> Problem to solve: Go through the material below, count the lines with the word "JSON", and reply with the count alone.

> Data listing:
##########

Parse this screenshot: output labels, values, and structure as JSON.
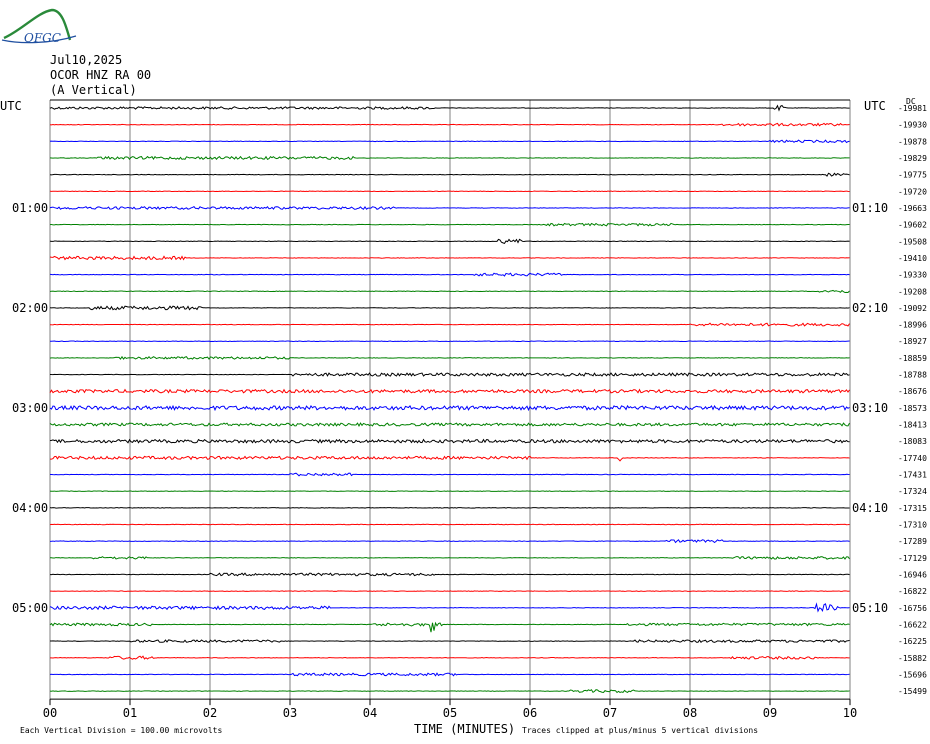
{
  "header": {
    "logo_text": "OFGC",
    "date": "Jul10,2025",
    "station": "OCOR HNZ RA 00",
    "component": "(A Vertical)"
  },
  "chart_data": {
    "type": "line",
    "chart_kind": "helicorder",
    "xlabel": "TIME (MINUTES)",
    "x_ticks": [
      "00",
      "01",
      "02",
      "03",
      "04",
      "05",
      "06",
      "07",
      "08",
      "09",
      "10"
    ],
    "xlim": [
      0,
      10
    ],
    "grid": true,
    "row_minutes": 10,
    "trace_colors": [
      "#000000",
      "#ff0000",
      "#0000ff",
      "#008000"
    ],
    "left_axis_title": "UTC",
    "right_axis_title": "UTC",
    "dc_label": "DC",
    "left_time_labels": [
      {
        "row": 6,
        "label": "01:00"
      },
      {
        "row": 12,
        "label": "02:00"
      },
      {
        "row": 18,
        "label": "03:00"
      },
      {
        "row": 24,
        "label": "04:00"
      },
      {
        "row": 30,
        "label": "05:00"
      }
    ],
    "right_time_labels": [
      {
        "row": 6,
        "label": "01:10"
      },
      {
        "row": 12,
        "label": "02:10"
      },
      {
        "row": 18,
        "label": "03:10"
      },
      {
        "row": 24,
        "label": "04:10"
      },
      {
        "row": 30,
        "label": "05:10"
      }
    ],
    "dc_offsets": [
      "-19981",
      "-19930",
      "-19878",
      "-19829",
      "-19775",
      "-19720",
      "-19663",
      "-19602",
      "-19508",
      "-19410",
      "-19330",
      "-19208",
      "-19092",
      "-18996",
      "-18927",
      "-18859",
      "-18788",
      "-18676",
      "-18573",
      "-18413",
      "-18083",
      "-17740",
      "-17431",
      "-17324",
      "-17315",
      "-17310",
      "-17289",
      "-17129",
      "-16946",
      "-16822",
      "-16756",
      "-16622",
      "-16225",
      "-15882",
      "-15696",
      "-15499"
    ],
    "bursts": [
      {
        "row": 0,
        "start": 0.0,
        "end": 4.8,
        "amp": 1.2
      },
      {
        "row": 0,
        "start": 9.05,
        "end": 9.2,
        "amp": 2.5
      },
      {
        "row": 1,
        "start": 8.4,
        "end": 9.9,
        "amp": 1.3
      },
      {
        "row": 2,
        "start": 9.0,
        "end": 10.0,
        "amp": 1.2
      },
      {
        "row": 3,
        "start": 0.6,
        "end": 3.8,
        "amp": 1.4
      },
      {
        "row": 4,
        "start": 9.7,
        "end": 10.0,
        "amp": 1.5
      },
      {
        "row": 6,
        "start": 0.0,
        "end": 4.3,
        "amp": 1.3
      },
      {
        "row": 7,
        "start": 6.2,
        "end": 7.8,
        "amp": 1.2
      },
      {
        "row": 8,
        "start": 5.6,
        "end": 5.9,
        "amp": 2.2
      },
      {
        "row": 9,
        "start": 0.0,
        "end": 1.7,
        "amp": 1.6
      },
      {
        "row": 10,
        "start": 5.3,
        "end": 6.4,
        "amp": 1.4
      },
      {
        "row": 11,
        "start": 9.6,
        "end": 10.0,
        "amp": 1.6
      },
      {
        "row": 12,
        "start": 0.5,
        "end": 1.9,
        "amp": 1.8
      },
      {
        "row": 13,
        "start": 8.0,
        "end": 10.0,
        "amp": 1.4
      },
      {
        "row": 15,
        "start": 0.8,
        "end": 3.0,
        "amp": 1.2
      },
      {
        "row": 16,
        "start": 3.0,
        "end": 10.0,
        "amp": 1.5
      },
      {
        "row": 17,
        "start": 0.0,
        "end": 10.0,
        "amp": 1.6
      },
      {
        "row": 18,
        "start": 0.0,
        "end": 10.0,
        "amp": 2.0
      },
      {
        "row": 19,
        "start": 0.0,
        "end": 10.0,
        "amp": 1.4
      },
      {
        "row": 20,
        "start": 0.0,
        "end": 10.0,
        "amp": 1.6
      },
      {
        "row": 21,
        "start": 0.0,
        "end": 6.0,
        "amp": 1.5
      },
      {
        "row": 21,
        "start": 7.1,
        "end": 7.15,
        "amp": 3.0
      },
      {
        "row": 22,
        "start": 3.0,
        "end": 3.8,
        "amp": 1.4
      },
      {
        "row": 26,
        "start": 7.7,
        "end": 8.4,
        "amp": 1.4
      },
      {
        "row": 27,
        "start": 0.5,
        "end": 1.2,
        "amp": 1.2
      },
      {
        "row": 27,
        "start": 8.5,
        "end": 10.0,
        "amp": 1.3
      },
      {
        "row": 28,
        "start": 2.0,
        "end": 4.8,
        "amp": 1.3
      },
      {
        "row": 30,
        "start": 0.0,
        "end": 3.5,
        "amp": 1.6
      },
      {
        "row": 30,
        "start": 9.55,
        "end": 9.85,
        "amp": 4.0
      },
      {
        "row": 31,
        "start": 0.0,
        "end": 1.3,
        "amp": 1.3
      },
      {
        "row": 31,
        "start": 4.0,
        "end": 4.9,
        "amp": 1.5
      },
      {
        "row": 31,
        "start": 4.75,
        "end": 4.8,
        "amp": 8.0
      },
      {
        "row": 31,
        "start": 7.2,
        "end": 10.0,
        "amp": 1.2
      },
      {
        "row": 32,
        "start": 1.0,
        "end": 2.9,
        "amp": 1.2
      },
      {
        "row": 32,
        "start": 7.3,
        "end": 10.0,
        "amp": 1.2
      },
      {
        "row": 33,
        "start": 0.7,
        "end": 1.3,
        "amp": 1.6
      },
      {
        "row": 33,
        "start": 8.5,
        "end": 9.6,
        "amp": 1.3
      },
      {
        "row": 34,
        "start": 3.0,
        "end": 5.1,
        "amp": 1.3
      },
      {
        "row": 35,
        "start": 6.5,
        "end": 7.3,
        "amp": 1.4
      }
    ]
  },
  "footer": {
    "vertical_division": "Each Vertical Division =  100.00 microvolts",
    "clip_note": "Traces clipped at plus/minus 5 vertical divisions"
  }
}
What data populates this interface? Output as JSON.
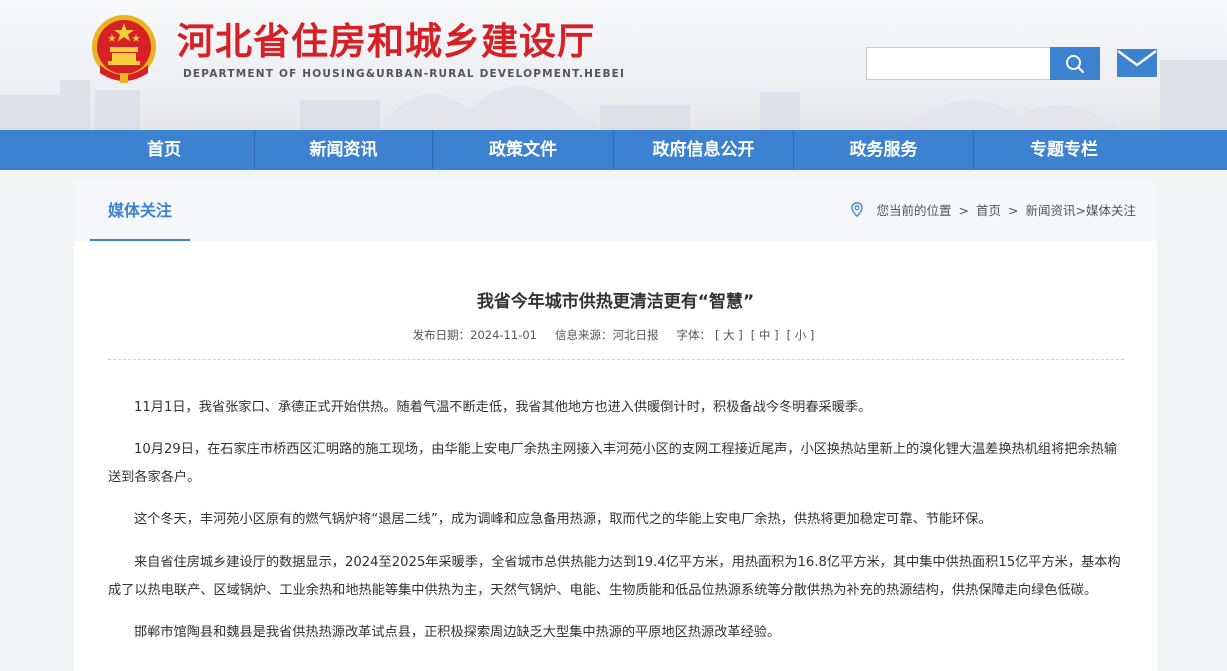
{
  "site": {
    "title": "河北省住房和城乡建设厅",
    "subtitle": "DEPARTMENT OF HOUSING&URBAN-RURAL DEVELOPMENT.HEBEI"
  },
  "search": {
    "value": "",
    "placeholder": ""
  },
  "nav": {
    "items": [
      {
        "label": "首页"
      },
      {
        "label": "新闻资讯"
      },
      {
        "label": "政策文件"
      },
      {
        "label": "政府信息公开"
      },
      {
        "label": "政务服务"
      },
      {
        "label": "专题专栏"
      }
    ]
  },
  "section": {
    "title": "媒体关注"
  },
  "breadcrumb": {
    "prefix": "您当前的位置",
    "items": [
      "首页",
      "新闻资讯>媒体关注"
    ]
  },
  "article": {
    "title": "我省今年城市供热更清洁更有“智慧”",
    "date_label": "发布日期：",
    "date": "2024-11-01",
    "source_label": "信息来源：",
    "source": "河北日报",
    "font_label": "字体：",
    "font_large": "[ 大 ]",
    "font_medium": "[ 中 ]",
    "font_small": "[ 小 ]",
    "paragraphs": [
      "11月1日，我省张家口、承德正式开始供热。随着气温不断走低，我省其他地方也进入供暖倒计时，积极备战今冬明春采暖季。",
      "10月29日，在石家庄市桥西区汇明路的施工现场，由华能上安电厂余热主网接入丰河苑小区的支网工程接近尾声，小区换热站里新上的溴化锂大温差换热机组将把余热输送到各家各户。",
      "这个冬天，丰河苑小区原有的燃气锅炉将“退居二线”，成为调峰和应急备用热源，取而代之的华能上安电厂余热，供热将更加稳定可靠、节能环保。",
      "来自省住房城乡建设厅的数据显示，2024至2025年采暖季，全省城市总供热能力达到19.4亿平方米，用热面积为16.8亿平方米，其中集中供热面积15亿平方米，基本构成了以热电联产、区域锅炉、工业余热和地热能等集中供热为主，天然气锅炉、电能、生物质能和低品位热源系统等分散供热为补充的热源结构，供热保障走向绿色低碳。",
      "邯郸市馆陶县和魏县是我省供热热源改革试点县，正积极探索周边缺乏大型集中热源的平原地区热源改革经验。"
    ]
  },
  "colors": {
    "brand_red": "#d71f26",
    "nav_blue": "#3c82d0",
    "emblem_gold": "#e9b51e"
  },
  "icons": [
    "national-emblem-icon",
    "search-icon",
    "mail-icon",
    "location-pin-icon"
  ]
}
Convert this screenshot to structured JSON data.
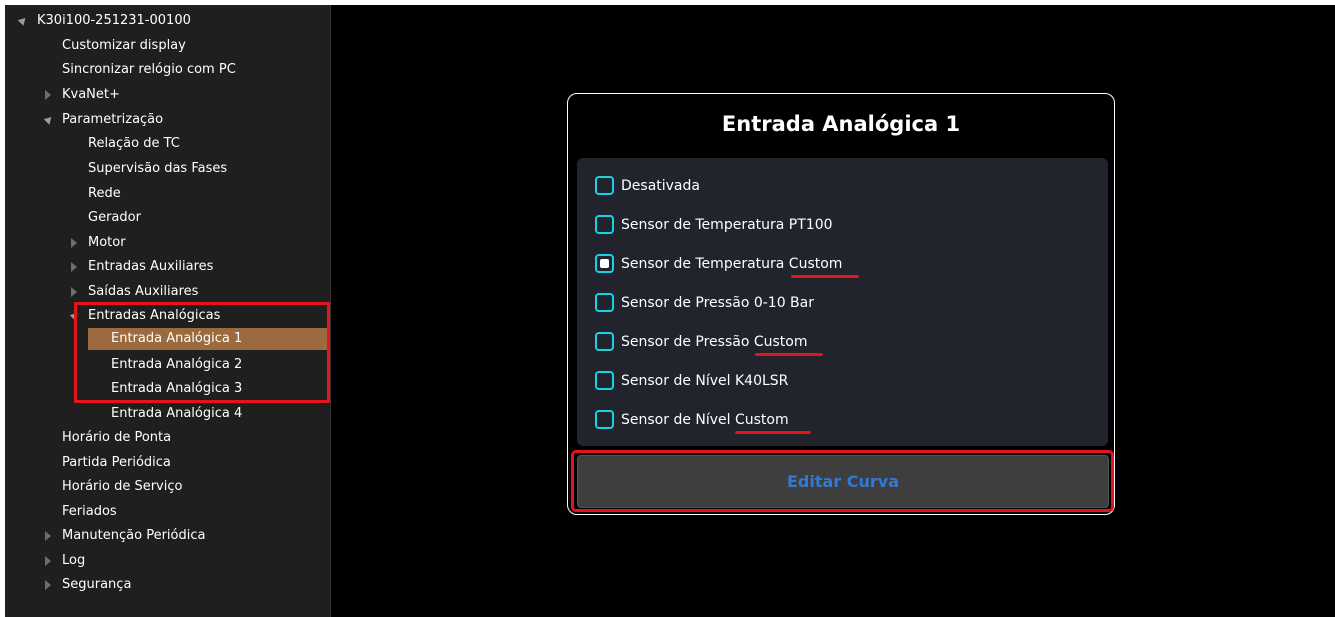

##########

> Response: 3